Restate the records below word for word, and omit the images they hold.
== == ==
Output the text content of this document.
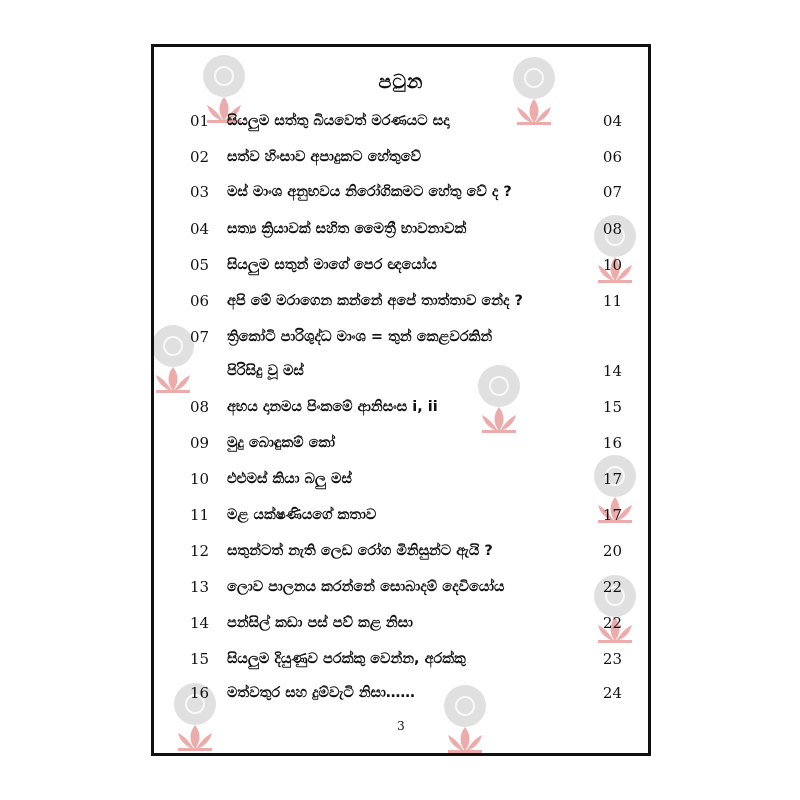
පටුන
01	සියලුම සත්තු බියවෙත් මරණයට සදා	04
02	සත්ව හිංසාව අපාදුකට හේතුවේ	06
03	මස් මාංශ අනුභවය නිරෝගිකමට හේතු වේ ද ?	07
04	සත්‍ය ක්‍රියාවක් සහිත මෛත්‍රී භාවනාවක්	08
05	සියලුම සතුන් මාගේ පෙර ඥයෝය	10
06	අපි මේ මරාගෙන කන්නේ අපේ තාත්තාව නේද ?	11
07	ත්‍රිකෝටි පාරිශුද්ධ මාංශ = තුන් කෙළවරකින්
පිරිසිදු වූ මස්	14
08	අභය දානමය පිංකමේ ආනිසංස i, ii	15
09	මුදු බොඳුකම් කෝ	16
10	එළුමස් කියා බලු මස්	17
11	මළ යක්ෂණියගේ කතාව	17
12	සතුන්ටත් නැති ලෙඩ රෝග මිනිසුන්ට ඇයි ?	20
13	ලොව පාලනය කරන්නේ සොබාදම් දෙවියෝය	22
14	පන්සිල් කඩා පස් පව් කළ නිසා	22
15	සියලුම දියුණුව පරක්කු වෙන්න, අරක්කු	23
16	මත්වතුර සහ දුම්වැටි නිසා……	24
3
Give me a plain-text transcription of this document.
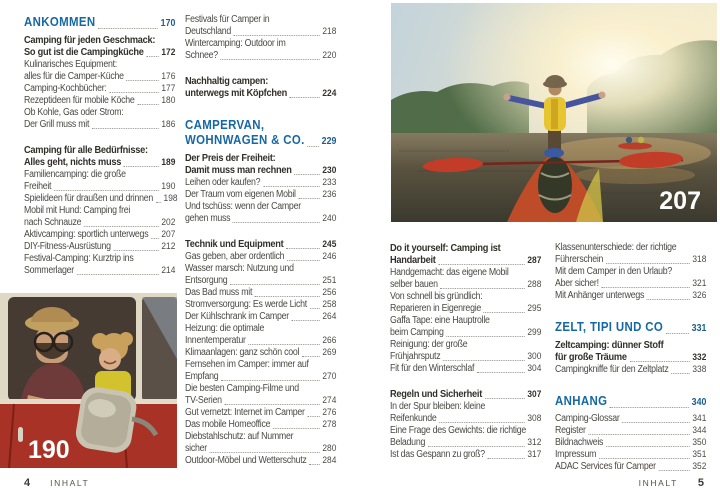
ANKOMMEN	170
Camping für jeden Geschmack:
So gut ist die Campingküche 172
Kulinarisches Equipment:
alles für die Camper-Küche	176
Camping-Kochbücher:	177
Rezeptideen für mobile Köche	180
Ob Kohle, Gas oder Strom:
Der Grill muss mit	186
Camping für alle Bedürfnisse:
Alles geht, nichts muss	189
Familiencamping: die große
Freiheit	190
Spielideen für draußen und drinnen 198
Mobil mit Hund: Camping frei
nach Schnauze	202
Aktivcamping: sportlich unterwegs 207
DIY-Fitness-Ausrüstung	212
Festival-Camping: Kurztrip ins
Sommerlager	214
Festivals für Camper in
Deutschland	218
Wintercamping: Outdoor im
Schnee?	220
Nachhaltig campen:
unterwegs mit Köpfchen	224
CAMPERVAN,
WOHNWAGEN & CO. 229
Der Preis der Freiheit:
Damit muss man rechnen	230
Leihen oder kaufen?	233
Der Traum vom eigenen Mobil	236
Und tschüss: wenn der Camper
gehen muss	240
Technik und Equipment	245
Gas geben, aber ordentlich	246
Wasser marsch: Nutzung und
Entsorgung	251
Das Bad muss mit	256
Stromversorgung: Es werde Licht 258
Der Kühlschrank im Camper	264
Heizung: die optimale
Innentemperatur	266
Klimaanlagen: ganz schön cool 269
Fernsehen im Camper: immer auf
Empfang	270
Die besten Camping-Filme und
TV-Serien	274
Gut vernetzt: Internet im Camper 276
Das mobile Homeoffice	278
Diebstahlschutz: auf Nummer
sicher	280
Outdoor-Möbel und Wetterschutz 284
Do it yourself: Camping ist
Handarbeit	287
Handgemacht: das eigene Mobil
selber bauen	288
Von schnell bis gründlich:
Reparieren in Eigenregie	295
Gaffa Tape: eine Hauptrolle
beim Camping	299
Reinigung: der große
Frühjahrsputz	300
Fit für den Winterschlaf	304
Regeln und Sicherheit	307
In der Spur bleiben: kleine
Reifenkunde	308
Eine Frage des Gewichts: die richtige
Beladung	312
Ist das Gespann zu groß?	317
Klassenunterschiede: der richtige
Führerschein	318
Mit dem Camper in den Urlaub?
Aber sicher!	321
Mit Anhänger unterwegs	326
ZELT, TIPI UND CO	331
Zeltcamping: dünner Stoff
für große Träume	332
Campingkniffe für den Zeltplatz	338
ANHANG	340
Camping-Glossar	341
Register	344
Bildnachweis	350
Impressum	351
ADAC Services für Camper	352
190
207
4 INHALT	INHALT 5
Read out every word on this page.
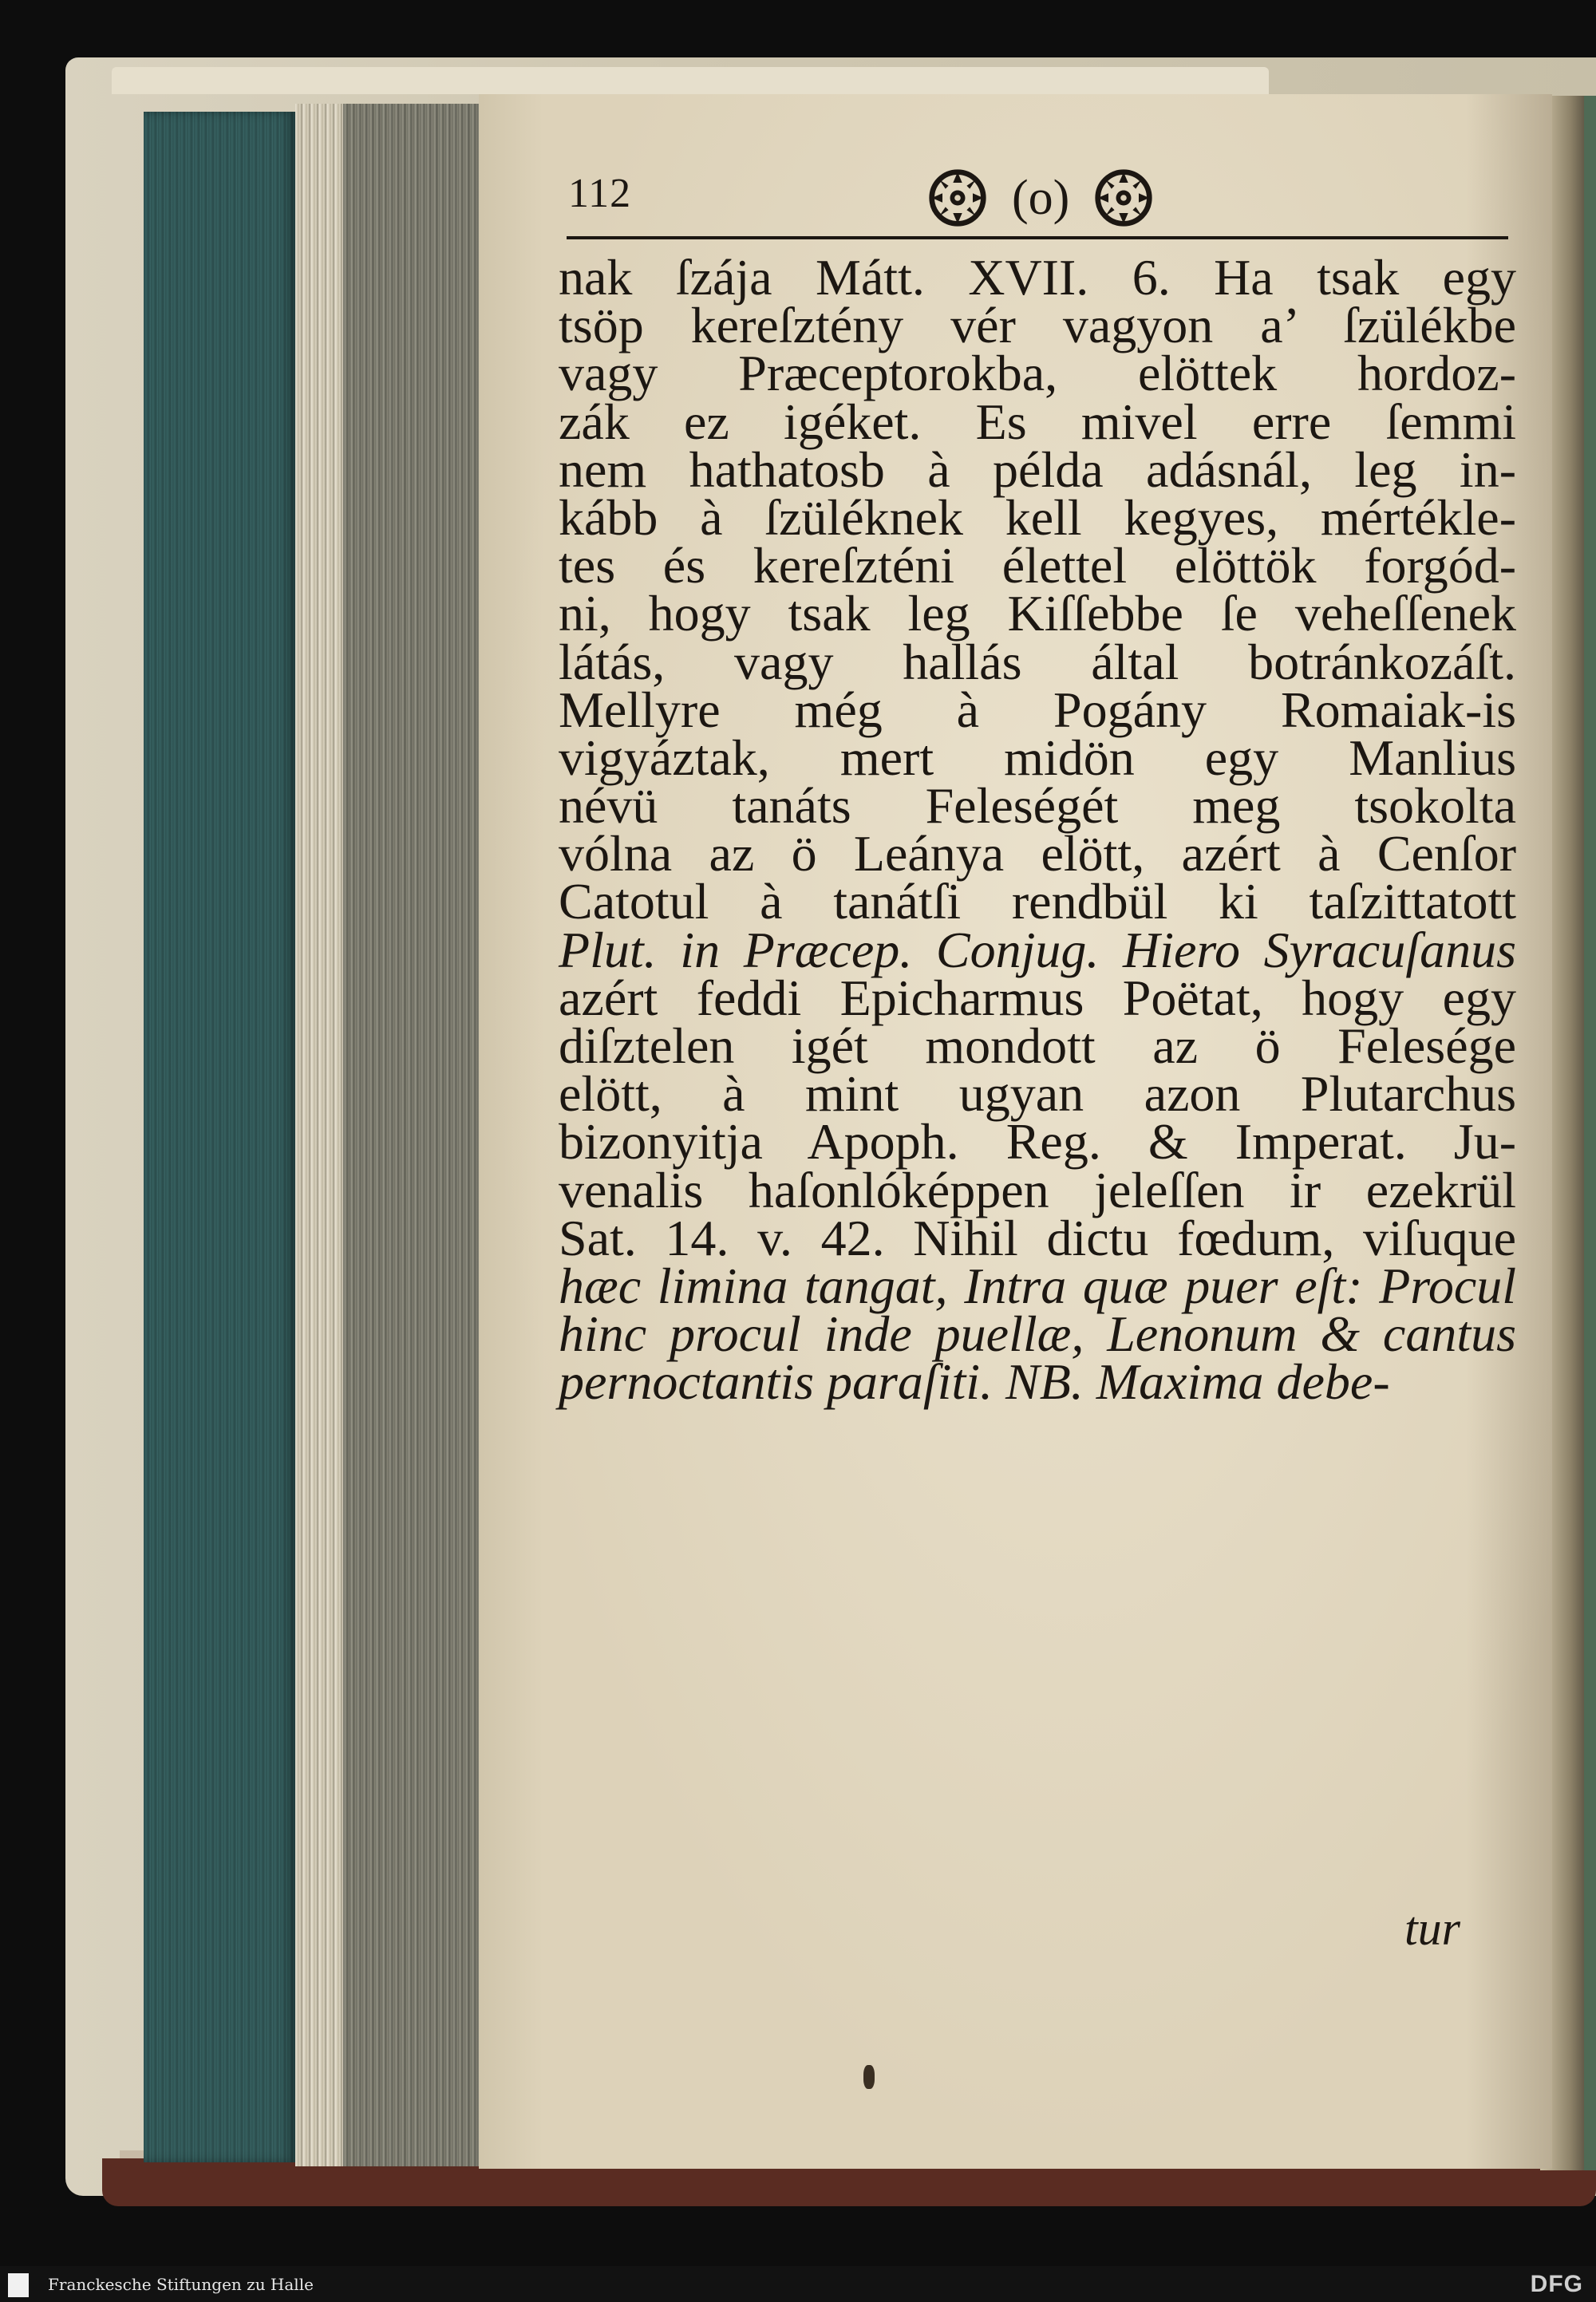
112	(o)
nak ſzája Mátt. XVII. 6. Ha tsak egy
tsöp kereſztény vér vagyon a’ ſzülékbe
vagy Præceptorokba, elöttek hordoz-
zák ez igéket. Es mivel erre ſemmi
nem hathatosb à példa adásnál, leg in-
kább à ſzüléknek kell kegyes, mértékle-
tes és kereſzténi élettel elöttök forgód-
ni, hogy tsak leg Kiſſebbe ſe veheſſenek
látás, vagy hallás által botránkozáſt.
Mellyre még à Pogány Romaiak-is
vigyáztak, mert midön egy Manlius
névü tanáts Feleségét meg tsokolta
vólna az ö Leánya elött, azért à Cenſor
Catotul à tanátſi rendbül ki taſzittatott
Plut. in Præcep. Conjug. Hiero Syracuſanus
azért feddi Epicharmus Poëtat, hogy egy
diſztelen igét mondott az ö Felesége
elött, à mint ugyan azon Plutarchus
bizonyitja Apoph. Reg. & Imperat. Ju-
venalis haſonlóképpen jeleſſen ir ezekrül
Sat. 14. v. 42. Nihil dictu fœdum, viſuque
hæc limina tangat, Intra quæ puer eſt: Procul
hinc procul inde puellæ, Lenonum & cantus
pernoctantis paraſiti. NB. Maxima debe-
tur
Franckesche Stiftungen zu Halle	DFG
== == ==
■ RESPONSE TO THE TASK ■
Output the text content of this document.
පටුන
01	සියලුම සත්තු බියවෙත් මරණයට සදා	04
02	සත්ව හිංසාව අපාදුකට හේතුවේ	06
03	මස් මාංශ අනුභවය නිරෝගිකමට හේතු වේ ද ?	07
04	සත්‍ය ක්‍රියාවක් සහිත මෛත්‍රී භාවනාවක්	08
05	සියලුම සතුන් මාගේ පෙර ඥයෝය	10
06	අපි මේ මරාගෙන කන්නේ අපේ තාත්තාව නේද ?	11
07	ත්‍රිකෝටි පාරිශුද්ධ මාංශ = තුන් කෙළවරකින්
පිරිසිදු වූ මස්	14
08	අභය දානමය පිංකමේ ආනිසංස i, ii	15
09	මුදු බොඳුකම් කෝ	16
10	එළුමස් කියා බලු මස්	17
11	මළ යක්ෂණියගේ කතාව	17
12	සතුන්ටත් නැති ලෙඩ රෝග මිනිසුන්ට ඇයි ?	20
13	ලොව පාලනය කරන්නේ සොබාදම් දෙවියෝය	22
14	පන්සිල් කඩා පස් පව් කළ නිසා	22
15	සියලුම දියුණුව පරක්කු වෙන්න, අරක්කු	23
16	මත්වතුර සහ දුම්වැටි නිසා……	24
3
Give me a plain-text transcription of this document.
ANKOMMEN	170
Camping für jeden Geschmack:
So gut ist die Campingküche 172
Kulinarisches Equipment:
alles für die Camper-Küche	176
Camping-Kochbücher:	177
Rezeptideen für mobile Köche	180
Ob Kohle, Gas oder Strom:
Der Grill muss mit	186
Camping für alle Bedürfnisse:
Alles geht, nichts muss	189
Familiencamping: die große
Freiheit	190
Spielideen für draußen und drinnen 198
Mobil mit Hund: Camping frei
nach Schnauze	202
Aktivcamping: sportlich unterwegs 207
DIY-Fitness-Ausrüstung	212
Festival-Camping: Kurztrip ins
Sommerlager	214
Festivals für Camper in
Deutschland	218
Wintercamping: Outdoor im
Schnee?	220
Nachhaltig campen:
unterwegs mit Köpfchen	224
CAMPERVAN,
WOHNWAGEN & CO. 229
Der Preis der Freiheit:
Damit muss man rechnen	230
Leihen oder kaufen?	233
Der Traum vom eigenen Mobil	236
Und tschüss: wenn der Camper
gehen muss	240
Technik und Equipment	245
Gas geben, aber ordentlich	246
Wasser marsch: Nutzung und
Entsorgung	251
Das Bad muss mit	256
Stromversorgung: Es werde Licht 258
Der Kühlschrank im Camper	264
Heizung: die optimale
Innentemperatur	266
Klimaanlagen: ganz schön cool 269
Fernsehen im Camper: immer auf
Empfang	270
Die besten Camping-Filme und
TV-Serien	274
Gut vernetzt: Internet im Camper 276
Das mobile Homeoffice	278
Diebstahlschutz: auf Nummer
sicher	280
Outdoor-Möbel und Wetterschutz 284
Do it yourself: Camping ist
Handarbeit	287
Handgemacht: das eigene Mobil
selber bauen	288
Von schnell bis gründlich:
Reparieren in Eigenregie	295
Gaffa Tape: eine Hauptrolle
beim Camping	299
Reinigung: der große
Frühjahrsputz	300
Fit für den Winterschlaf	304
Regeln und Sicherheit	307
In der Spur bleiben: kleine
Reifenkunde	308
Eine Frage des Gewichts: die richtige
Beladung	312
Ist das Gespann zu groß?	317
Klassenunterschiede: der richtige
Führerschein	318
Mit dem Camper in den Urlaub?
Aber sicher!	321
Mit Anhänger unterwegs	326
ZELT, TIPI UND CO	331
Zeltcamping: dünner Stoff
für große Träume	332
Campingkniffe für den Zeltplatz	338
ANHANG	340
Camping-Glossar	341
Register	344
Bildnachweis	350
Impressum	351
ADAC Services für Camper	352
190
207
4 INHALT	INHALT 5
Read out every word on this page.
112	(o)
nak ſzája Mátt. XVII. 6. Ha tsak egy
tsöp kereſztény vér vagyon a’ ſzülékbe
vagy Præceptorokba, elöttek hordoz-
zák ez igéket. Es mivel erre ſemmi
nem hathatosb à példa adásnál, leg in-
kább à ſzüléknek kell kegyes, mértékle-
tes és kereſzténi élettel elöttök forgód-
ni, hogy tsak leg Kiſſebbe ſe veheſſenek
látás, vagy hallás által botránkozáſt.
Mellyre még à Pogány Romaiak-is
vigyáztak, mert midön egy Manlius
névü tanáts Feleségét meg tsokolta
vólna az ö Leánya elött, azért à Cenſor
Catotul à tanátſi rendbül ki taſzittatott
Plut. in Præcep. Conjug. Hiero Syracuſanus
azért feddi Epicharmus Poëtat, hogy egy
diſztelen igét mondott az ö Felesége
elött, à mint ugyan azon Plutarchus
bizonyitja Apoph. Reg. & Imperat. Ju-
venalis haſonlóképpen jeleſſen ir ezekrül
Sat. 14. v. 42. Nihil dictu fœdum, viſuque
hæc limina tangat, Intra quæ puer eſt: Procul
hinc procul inde puellæ, Lenonum & cantus
pernoctantis paraſiti. NB. Maxima debe-
tur
Franckesche Stiftungen zu Halle	DFG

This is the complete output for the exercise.